EXERCISE DETAILS:
Go through the data and retrieve each line that includes the string "amount".

Data excerpts
-=-=-
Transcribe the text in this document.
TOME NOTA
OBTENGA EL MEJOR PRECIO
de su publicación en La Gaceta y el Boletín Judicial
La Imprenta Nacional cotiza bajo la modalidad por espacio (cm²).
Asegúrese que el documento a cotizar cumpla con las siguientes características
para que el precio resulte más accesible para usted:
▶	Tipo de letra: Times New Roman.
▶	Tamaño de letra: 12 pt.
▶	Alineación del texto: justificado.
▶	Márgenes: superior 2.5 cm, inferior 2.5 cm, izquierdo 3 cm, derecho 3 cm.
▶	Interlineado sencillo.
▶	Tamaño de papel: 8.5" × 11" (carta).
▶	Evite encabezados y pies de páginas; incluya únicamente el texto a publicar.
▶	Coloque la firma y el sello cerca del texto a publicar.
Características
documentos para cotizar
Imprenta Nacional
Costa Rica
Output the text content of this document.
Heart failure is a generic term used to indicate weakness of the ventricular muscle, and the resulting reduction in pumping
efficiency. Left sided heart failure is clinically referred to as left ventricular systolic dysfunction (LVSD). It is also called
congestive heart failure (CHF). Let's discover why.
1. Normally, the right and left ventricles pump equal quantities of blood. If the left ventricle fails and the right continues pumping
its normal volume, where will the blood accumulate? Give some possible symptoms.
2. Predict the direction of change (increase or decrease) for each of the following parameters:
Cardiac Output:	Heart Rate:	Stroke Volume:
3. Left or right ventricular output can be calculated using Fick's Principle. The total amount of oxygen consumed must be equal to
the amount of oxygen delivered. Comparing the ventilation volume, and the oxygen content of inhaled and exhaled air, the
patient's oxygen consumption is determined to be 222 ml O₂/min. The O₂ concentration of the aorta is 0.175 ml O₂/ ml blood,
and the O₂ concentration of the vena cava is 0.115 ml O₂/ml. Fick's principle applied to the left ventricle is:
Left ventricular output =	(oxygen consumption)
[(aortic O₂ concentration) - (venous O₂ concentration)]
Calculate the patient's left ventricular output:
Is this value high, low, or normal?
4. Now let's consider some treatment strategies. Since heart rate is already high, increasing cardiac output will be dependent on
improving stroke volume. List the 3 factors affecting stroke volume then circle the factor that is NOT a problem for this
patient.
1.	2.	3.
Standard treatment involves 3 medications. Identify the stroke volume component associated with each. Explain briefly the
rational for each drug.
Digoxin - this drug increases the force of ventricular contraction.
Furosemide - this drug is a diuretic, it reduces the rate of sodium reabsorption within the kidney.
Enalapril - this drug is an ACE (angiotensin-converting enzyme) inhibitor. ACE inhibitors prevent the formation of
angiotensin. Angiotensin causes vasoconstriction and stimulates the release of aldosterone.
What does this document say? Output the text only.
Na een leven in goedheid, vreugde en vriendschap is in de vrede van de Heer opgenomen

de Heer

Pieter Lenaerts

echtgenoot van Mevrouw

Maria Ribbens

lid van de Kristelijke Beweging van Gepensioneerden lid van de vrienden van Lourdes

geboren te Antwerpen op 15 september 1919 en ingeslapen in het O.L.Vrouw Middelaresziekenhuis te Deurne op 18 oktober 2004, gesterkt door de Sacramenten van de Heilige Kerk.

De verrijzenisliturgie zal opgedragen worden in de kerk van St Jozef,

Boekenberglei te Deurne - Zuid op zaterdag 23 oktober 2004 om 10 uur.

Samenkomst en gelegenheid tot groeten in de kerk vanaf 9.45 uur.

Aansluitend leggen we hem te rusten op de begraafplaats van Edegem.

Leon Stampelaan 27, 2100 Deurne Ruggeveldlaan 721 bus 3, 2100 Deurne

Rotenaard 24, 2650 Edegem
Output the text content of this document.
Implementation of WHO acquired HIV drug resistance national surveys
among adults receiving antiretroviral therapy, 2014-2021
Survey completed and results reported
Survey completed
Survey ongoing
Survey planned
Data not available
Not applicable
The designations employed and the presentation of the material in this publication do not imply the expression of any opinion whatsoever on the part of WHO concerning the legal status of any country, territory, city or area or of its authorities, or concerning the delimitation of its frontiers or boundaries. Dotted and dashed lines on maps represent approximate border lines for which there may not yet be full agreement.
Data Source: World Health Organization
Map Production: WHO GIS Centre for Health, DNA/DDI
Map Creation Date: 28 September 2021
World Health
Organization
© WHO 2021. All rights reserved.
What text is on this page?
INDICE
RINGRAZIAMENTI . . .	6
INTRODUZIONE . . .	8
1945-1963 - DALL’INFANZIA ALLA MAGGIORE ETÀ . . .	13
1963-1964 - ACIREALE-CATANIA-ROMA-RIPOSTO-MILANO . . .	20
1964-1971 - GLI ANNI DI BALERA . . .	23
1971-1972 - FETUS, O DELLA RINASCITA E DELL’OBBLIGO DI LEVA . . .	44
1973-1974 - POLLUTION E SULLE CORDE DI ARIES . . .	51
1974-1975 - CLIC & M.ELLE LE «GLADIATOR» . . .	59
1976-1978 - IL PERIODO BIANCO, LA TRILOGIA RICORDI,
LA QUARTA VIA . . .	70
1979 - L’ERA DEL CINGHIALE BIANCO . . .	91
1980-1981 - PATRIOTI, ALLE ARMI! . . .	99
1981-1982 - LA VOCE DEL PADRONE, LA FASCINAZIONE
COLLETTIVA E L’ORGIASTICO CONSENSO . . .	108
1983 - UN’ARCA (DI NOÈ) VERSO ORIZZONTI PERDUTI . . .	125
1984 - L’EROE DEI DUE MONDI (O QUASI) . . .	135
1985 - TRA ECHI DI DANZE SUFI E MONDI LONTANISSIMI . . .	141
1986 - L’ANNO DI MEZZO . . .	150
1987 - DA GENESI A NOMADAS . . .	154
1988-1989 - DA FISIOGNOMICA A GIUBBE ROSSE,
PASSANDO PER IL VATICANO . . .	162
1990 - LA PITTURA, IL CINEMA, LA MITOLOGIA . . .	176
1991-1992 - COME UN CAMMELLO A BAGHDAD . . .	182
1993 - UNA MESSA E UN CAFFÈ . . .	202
-=-=-
FINISHED TASK:
3. Left or right ventricular output can be calculated using Fick's Principle. The total amount of oxygen consumed must be equal to
the amount of oxygen delivered. Comparing the ventilation volume, and the oxygen content of inhaled and exhaled air, the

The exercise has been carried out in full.